● **What you should do**
Retype every line from the first one through the line with "PCM pin 34: [111, 230, 154, 240]", keeping both end lines and changing nothing.

● **Dataset rows**
——
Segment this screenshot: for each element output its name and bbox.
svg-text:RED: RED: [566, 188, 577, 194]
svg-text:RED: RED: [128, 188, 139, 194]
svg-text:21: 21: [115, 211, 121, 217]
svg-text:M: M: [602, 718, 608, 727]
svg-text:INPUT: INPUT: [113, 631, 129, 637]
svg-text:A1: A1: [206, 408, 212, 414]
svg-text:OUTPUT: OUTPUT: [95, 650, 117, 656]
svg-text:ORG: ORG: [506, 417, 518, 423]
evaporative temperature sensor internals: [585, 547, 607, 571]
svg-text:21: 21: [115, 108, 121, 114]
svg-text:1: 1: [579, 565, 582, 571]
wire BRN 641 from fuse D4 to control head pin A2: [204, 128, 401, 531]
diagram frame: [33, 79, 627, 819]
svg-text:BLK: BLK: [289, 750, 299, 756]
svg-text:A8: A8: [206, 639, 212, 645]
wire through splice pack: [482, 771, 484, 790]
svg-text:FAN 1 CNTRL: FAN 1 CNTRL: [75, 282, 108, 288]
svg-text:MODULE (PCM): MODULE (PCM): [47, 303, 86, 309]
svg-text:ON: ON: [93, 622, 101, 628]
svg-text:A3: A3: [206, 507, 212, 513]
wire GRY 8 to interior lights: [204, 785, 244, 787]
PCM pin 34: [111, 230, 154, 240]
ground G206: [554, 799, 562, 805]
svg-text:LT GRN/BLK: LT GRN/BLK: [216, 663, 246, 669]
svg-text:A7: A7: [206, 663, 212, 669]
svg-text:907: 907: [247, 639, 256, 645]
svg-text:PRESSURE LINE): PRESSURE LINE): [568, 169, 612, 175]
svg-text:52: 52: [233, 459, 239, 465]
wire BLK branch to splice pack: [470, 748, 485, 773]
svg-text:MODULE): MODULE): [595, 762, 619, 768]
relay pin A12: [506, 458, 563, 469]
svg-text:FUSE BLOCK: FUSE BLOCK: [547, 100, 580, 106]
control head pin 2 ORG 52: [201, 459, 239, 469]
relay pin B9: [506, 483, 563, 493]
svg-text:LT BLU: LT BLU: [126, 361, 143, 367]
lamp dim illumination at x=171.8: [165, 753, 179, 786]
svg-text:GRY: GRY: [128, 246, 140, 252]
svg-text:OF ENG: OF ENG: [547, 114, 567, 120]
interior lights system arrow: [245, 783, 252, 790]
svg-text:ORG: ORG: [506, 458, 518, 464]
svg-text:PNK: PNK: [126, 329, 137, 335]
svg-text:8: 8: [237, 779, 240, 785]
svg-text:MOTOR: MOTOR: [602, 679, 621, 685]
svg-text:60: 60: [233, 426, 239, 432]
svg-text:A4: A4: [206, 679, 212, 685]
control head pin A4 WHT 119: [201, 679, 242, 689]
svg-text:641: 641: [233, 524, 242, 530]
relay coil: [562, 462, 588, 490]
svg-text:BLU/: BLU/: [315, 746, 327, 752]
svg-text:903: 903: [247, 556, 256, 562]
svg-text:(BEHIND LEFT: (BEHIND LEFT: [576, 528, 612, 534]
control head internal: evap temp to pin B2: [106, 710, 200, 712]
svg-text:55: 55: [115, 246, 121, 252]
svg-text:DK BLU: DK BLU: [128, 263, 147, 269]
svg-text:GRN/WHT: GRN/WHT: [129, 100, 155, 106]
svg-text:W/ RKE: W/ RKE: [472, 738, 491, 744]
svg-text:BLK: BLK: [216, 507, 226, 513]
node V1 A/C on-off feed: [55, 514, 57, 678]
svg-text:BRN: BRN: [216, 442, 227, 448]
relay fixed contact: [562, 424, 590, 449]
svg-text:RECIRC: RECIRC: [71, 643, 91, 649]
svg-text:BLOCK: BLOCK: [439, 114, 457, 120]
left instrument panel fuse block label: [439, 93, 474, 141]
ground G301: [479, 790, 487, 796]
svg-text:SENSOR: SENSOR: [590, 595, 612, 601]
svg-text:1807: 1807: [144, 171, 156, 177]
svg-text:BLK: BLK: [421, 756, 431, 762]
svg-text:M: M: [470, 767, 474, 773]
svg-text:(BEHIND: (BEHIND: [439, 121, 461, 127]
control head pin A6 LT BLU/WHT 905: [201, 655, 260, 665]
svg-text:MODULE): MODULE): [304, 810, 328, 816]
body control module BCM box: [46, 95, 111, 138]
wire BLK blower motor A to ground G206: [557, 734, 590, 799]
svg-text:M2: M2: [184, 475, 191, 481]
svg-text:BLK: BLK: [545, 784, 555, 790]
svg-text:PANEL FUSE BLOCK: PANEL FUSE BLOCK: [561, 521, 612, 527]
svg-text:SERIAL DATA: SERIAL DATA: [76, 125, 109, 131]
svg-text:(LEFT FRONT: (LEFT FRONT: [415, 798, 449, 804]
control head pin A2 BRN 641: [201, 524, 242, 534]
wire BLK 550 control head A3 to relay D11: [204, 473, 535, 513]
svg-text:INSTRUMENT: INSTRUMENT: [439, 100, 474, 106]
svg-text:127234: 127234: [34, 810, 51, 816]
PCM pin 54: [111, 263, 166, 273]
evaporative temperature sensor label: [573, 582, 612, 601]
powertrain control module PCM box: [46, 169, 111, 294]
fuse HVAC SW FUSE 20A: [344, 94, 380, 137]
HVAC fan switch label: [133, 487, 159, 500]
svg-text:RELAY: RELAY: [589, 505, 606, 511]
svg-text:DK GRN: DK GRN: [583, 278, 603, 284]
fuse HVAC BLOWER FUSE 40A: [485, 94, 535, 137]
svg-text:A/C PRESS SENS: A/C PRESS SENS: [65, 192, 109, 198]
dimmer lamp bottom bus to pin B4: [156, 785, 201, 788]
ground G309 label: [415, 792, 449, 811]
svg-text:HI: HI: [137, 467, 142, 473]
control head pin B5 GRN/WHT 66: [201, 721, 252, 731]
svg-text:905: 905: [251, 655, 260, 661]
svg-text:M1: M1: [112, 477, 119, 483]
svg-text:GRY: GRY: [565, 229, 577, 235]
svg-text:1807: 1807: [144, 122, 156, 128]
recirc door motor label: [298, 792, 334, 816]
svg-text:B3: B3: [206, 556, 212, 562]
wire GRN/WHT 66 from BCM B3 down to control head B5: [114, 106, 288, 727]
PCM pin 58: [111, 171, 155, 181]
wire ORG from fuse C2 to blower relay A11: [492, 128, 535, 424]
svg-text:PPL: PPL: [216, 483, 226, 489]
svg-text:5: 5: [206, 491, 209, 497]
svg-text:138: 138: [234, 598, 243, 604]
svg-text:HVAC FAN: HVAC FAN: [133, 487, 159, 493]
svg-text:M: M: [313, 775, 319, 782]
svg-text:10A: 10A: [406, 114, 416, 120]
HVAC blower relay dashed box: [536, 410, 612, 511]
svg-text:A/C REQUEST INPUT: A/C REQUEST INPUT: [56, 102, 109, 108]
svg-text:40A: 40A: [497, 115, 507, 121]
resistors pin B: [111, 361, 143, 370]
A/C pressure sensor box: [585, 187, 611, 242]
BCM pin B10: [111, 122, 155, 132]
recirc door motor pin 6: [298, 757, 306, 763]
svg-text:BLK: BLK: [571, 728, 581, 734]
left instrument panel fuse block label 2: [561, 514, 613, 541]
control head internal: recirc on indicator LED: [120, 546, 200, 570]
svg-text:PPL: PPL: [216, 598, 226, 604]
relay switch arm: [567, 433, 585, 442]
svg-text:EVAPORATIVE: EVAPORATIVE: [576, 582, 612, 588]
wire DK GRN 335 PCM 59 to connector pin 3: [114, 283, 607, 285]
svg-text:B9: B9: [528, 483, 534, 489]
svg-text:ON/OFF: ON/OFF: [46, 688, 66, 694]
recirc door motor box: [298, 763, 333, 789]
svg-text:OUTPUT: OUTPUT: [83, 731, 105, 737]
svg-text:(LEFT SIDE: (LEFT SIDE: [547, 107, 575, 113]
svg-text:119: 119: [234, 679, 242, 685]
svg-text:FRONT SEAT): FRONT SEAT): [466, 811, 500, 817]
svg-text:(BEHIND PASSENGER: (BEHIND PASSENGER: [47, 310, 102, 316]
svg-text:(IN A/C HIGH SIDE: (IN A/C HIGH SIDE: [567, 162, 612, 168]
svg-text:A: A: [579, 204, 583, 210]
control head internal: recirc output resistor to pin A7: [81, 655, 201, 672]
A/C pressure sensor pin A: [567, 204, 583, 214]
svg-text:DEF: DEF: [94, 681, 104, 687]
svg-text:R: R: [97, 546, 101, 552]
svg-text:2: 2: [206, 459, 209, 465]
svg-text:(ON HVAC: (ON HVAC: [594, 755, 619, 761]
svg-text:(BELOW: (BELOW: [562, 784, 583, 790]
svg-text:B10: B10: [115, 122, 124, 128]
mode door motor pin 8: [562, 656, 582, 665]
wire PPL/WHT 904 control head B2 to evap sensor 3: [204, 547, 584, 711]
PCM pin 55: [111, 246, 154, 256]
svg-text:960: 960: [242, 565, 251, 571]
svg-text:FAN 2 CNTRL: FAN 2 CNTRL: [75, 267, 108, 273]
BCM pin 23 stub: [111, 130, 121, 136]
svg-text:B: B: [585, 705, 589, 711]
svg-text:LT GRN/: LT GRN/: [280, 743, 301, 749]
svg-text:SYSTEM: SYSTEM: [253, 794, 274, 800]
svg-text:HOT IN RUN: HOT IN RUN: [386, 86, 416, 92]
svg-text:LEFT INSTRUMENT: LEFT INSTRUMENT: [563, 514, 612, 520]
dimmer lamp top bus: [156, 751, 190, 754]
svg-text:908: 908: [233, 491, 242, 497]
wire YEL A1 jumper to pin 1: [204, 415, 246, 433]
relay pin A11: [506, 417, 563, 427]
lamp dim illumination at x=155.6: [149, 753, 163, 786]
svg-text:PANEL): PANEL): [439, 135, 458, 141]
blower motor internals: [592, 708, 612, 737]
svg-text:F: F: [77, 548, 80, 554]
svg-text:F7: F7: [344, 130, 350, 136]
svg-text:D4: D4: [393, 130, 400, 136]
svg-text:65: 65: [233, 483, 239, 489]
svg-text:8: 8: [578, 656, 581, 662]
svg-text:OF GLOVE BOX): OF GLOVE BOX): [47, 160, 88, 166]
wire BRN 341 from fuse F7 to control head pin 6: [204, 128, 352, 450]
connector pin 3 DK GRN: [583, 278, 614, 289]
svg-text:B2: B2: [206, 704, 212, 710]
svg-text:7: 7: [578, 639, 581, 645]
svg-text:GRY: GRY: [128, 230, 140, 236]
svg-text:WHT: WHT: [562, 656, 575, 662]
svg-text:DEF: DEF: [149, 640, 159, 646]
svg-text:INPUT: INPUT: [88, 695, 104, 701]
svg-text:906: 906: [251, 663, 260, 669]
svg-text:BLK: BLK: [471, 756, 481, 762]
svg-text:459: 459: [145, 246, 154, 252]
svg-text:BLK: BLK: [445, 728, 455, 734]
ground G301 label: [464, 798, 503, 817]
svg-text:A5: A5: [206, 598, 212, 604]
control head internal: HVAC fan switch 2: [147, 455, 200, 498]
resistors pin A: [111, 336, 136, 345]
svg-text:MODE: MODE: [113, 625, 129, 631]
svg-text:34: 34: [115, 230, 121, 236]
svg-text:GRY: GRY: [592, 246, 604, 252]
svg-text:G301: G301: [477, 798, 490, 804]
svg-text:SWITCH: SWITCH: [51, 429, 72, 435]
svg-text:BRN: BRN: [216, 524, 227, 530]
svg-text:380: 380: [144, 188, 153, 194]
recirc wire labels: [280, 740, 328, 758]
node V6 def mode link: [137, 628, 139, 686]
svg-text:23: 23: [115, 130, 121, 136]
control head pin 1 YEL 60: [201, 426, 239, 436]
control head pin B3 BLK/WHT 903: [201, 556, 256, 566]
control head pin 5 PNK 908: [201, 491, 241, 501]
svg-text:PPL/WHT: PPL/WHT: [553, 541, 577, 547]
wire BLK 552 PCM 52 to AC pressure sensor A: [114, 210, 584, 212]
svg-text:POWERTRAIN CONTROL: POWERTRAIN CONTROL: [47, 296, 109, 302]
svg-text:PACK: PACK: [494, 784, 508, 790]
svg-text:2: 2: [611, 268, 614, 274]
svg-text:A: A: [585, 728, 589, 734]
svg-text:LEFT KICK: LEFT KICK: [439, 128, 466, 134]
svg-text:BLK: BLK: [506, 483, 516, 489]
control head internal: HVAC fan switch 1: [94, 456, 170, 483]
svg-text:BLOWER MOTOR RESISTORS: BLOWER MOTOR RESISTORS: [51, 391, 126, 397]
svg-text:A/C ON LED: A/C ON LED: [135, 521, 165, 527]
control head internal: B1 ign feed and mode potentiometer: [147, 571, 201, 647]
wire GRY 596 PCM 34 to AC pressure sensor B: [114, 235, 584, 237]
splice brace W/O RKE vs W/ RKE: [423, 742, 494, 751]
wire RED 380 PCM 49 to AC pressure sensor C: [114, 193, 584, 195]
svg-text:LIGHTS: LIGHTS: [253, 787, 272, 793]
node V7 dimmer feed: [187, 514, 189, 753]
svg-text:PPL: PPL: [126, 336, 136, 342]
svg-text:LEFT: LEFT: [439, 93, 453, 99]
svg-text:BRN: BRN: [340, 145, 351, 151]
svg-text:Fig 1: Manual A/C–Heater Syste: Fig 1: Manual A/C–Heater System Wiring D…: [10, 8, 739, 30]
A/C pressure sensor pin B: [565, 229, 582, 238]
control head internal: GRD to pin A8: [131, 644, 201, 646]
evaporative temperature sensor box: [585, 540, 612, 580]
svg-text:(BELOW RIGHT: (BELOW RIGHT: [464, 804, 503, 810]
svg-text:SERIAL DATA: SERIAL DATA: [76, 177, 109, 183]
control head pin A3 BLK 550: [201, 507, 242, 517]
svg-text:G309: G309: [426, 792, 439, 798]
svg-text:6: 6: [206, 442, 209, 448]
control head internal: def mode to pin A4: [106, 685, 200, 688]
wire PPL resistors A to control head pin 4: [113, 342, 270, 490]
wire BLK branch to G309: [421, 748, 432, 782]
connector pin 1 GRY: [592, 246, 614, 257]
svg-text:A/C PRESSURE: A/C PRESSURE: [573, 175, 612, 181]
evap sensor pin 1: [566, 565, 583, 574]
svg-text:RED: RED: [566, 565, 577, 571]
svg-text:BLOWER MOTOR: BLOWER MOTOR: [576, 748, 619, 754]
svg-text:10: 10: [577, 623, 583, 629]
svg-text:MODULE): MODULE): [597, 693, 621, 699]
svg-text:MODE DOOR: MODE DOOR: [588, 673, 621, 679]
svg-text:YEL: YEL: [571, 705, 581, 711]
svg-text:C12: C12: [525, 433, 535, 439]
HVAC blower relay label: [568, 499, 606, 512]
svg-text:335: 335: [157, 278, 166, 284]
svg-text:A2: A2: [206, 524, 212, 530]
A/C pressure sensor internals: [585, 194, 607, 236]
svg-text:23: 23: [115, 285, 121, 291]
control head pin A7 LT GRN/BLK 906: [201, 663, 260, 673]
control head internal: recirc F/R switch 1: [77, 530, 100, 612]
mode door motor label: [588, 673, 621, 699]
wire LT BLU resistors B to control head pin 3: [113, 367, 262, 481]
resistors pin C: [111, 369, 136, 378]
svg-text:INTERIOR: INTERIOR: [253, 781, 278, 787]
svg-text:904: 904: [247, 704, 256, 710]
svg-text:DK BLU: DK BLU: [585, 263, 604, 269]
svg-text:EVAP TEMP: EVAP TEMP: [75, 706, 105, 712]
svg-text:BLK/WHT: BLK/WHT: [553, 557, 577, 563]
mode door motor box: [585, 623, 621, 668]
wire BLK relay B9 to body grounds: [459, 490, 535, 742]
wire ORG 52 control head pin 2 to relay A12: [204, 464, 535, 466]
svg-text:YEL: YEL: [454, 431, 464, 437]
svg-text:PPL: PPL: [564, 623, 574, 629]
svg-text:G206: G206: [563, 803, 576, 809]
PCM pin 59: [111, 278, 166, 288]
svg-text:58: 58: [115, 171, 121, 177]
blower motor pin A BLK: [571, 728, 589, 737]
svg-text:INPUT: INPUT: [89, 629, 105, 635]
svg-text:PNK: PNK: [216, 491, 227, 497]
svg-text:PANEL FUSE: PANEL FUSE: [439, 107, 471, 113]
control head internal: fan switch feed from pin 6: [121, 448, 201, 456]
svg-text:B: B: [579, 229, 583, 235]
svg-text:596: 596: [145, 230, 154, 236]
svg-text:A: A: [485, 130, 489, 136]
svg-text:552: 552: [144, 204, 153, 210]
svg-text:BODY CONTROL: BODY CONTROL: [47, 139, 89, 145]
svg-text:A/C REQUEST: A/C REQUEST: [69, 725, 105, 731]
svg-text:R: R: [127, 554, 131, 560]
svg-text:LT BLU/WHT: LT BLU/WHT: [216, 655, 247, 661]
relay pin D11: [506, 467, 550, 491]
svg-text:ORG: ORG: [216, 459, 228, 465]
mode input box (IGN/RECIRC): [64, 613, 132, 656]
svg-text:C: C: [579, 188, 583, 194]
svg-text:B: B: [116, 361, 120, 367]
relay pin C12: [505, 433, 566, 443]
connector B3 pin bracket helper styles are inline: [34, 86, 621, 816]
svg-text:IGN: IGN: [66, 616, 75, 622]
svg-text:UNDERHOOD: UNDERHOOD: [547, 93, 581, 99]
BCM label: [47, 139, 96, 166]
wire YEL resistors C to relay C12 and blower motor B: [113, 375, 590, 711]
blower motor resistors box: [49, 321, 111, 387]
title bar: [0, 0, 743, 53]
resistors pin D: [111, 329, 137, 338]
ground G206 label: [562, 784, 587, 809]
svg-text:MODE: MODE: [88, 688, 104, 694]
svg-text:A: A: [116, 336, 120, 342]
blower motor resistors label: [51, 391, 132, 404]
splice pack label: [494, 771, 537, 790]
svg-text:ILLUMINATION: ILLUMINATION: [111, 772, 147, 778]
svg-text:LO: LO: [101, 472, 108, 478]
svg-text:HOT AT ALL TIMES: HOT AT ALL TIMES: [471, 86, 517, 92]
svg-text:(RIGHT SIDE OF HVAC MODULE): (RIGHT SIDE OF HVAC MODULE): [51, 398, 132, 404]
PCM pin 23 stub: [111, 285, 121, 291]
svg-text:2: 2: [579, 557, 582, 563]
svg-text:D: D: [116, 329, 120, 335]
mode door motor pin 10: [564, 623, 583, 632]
——
● **Task response**
Segment this screenshot: for each element output its name and bbox.
svg-text:RED: RED: [566, 188, 577, 194]
svg-text:RED: RED: [128, 188, 139, 194]
svg-text:21: 21: [115, 211, 121, 217]
svg-text:M: M: [602, 718, 608, 727]
svg-text:INPUT: INPUT: [113, 631, 129, 637]
svg-text:A1: A1: [206, 408, 212, 414]
svg-text:OUTPUT: OUTPUT: [95, 650, 117, 656]
svg-text:ORG: ORG: [506, 417, 518, 423]
evaporative temperature sensor internals: [585, 547, 607, 571]
svg-text:21: 21: [115, 108, 121, 114]
svg-text:1: 1: [579, 565, 582, 571]
wire BRN 641 from fuse D4 to control head pin A2: [204, 128, 401, 531]
diagram frame: [33, 79, 627, 819]
svg-text:BLK: BLK: [289, 750, 299, 756]
svg-text:A8: A8: [206, 639, 212, 645]
wire through splice pack: [482, 771, 484, 790]
svg-text:FAN 1 CNTRL: FAN 1 CNTRL: [75, 282, 108, 288]
svg-text:MODULE (PCM): MODULE (PCM): [47, 303, 86, 309]
svg-text:ON: ON: [93, 622, 101, 628]
svg-text:A3: A3: [206, 507, 212, 513]
wire GRY 8 to interior lights: [204, 785, 244, 787]
PCM pin 34: [111, 230, 154, 240]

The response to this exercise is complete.